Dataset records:
#####

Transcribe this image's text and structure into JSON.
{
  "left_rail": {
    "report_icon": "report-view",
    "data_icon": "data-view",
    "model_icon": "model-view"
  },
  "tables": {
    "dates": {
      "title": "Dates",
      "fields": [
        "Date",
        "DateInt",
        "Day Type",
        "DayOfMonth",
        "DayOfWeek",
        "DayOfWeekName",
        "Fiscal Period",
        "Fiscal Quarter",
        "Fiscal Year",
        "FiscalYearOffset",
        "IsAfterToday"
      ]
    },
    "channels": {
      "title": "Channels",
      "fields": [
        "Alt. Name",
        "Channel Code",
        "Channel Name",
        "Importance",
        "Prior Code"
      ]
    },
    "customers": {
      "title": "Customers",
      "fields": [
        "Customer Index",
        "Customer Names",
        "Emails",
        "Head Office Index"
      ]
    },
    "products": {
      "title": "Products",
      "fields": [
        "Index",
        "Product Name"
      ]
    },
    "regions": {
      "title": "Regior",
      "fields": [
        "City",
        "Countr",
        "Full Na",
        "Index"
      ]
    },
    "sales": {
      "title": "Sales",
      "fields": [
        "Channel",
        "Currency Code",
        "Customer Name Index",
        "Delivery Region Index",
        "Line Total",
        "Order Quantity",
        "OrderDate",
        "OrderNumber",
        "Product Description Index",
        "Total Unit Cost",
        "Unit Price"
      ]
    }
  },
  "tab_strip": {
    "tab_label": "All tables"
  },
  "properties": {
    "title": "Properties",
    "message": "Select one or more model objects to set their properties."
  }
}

#####

### EXERCISE AIM
Write out all of the records once more, exactly.

### ANSWER IN FULL
Transcribe this image's text and structure into JSON.
{
  "left_rail": {
    "report_icon": "report-view",
    "data_icon": "data-view",
    "model_icon": "model-view"
  },
  "tables": {
    "dates": {
      "title": "Dates",
      "fields": [
        "Date",
        "DateInt",
        "Day Type",
        "DayOfMonth",
        "DayOfWeek",
        "DayOfWeekName",
        "Fiscal Period",
        "Fiscal Quarter",
        "Fiscal Year",
        "FiscalYearOffset",
        "IsAfterToday"
      ]
    },
    "channels": {
      "title": "Channels",
      "fields": [
        "Alt. Name",
        "Channel Code",
        "Channel Name",
        "Importance",
        "Prior Code"
      ]
    },
    "customers": {
      "title": "Customers",
      "fields": [
        "Customer Index",
        "Customer Names",
        "Emails",
        "Head Office Index"
      ]
    },
    "products": {
      "title": "Products",
      "fields": [
        "Index",
        "Product Name"
      ]
    },
    "regions": {
      "title": "Regior",
      "fields": [
        "City",
        "Countr",
        "Full Na",
        "Index"
      ]
    },
    "sales": {
      "title": "Sales",
      "fields": [
        "Channel",
        "Currency Code",
        "Customer Name Index",
        "Delivery Region Index",
        "Line Total",
        "Order Quantity",
        "OrderDate",
        "OrderNumber",
        "Product Description Index",
        "Total Unit Cost",
        "Unit Price"
      ]
    }
  },
  "tab_strip": {
    "tab_label": "All tables"
  },
  "properties": {
    "title": "Properties",
    "message": "Select one or more model objects to set their properties."
  }
}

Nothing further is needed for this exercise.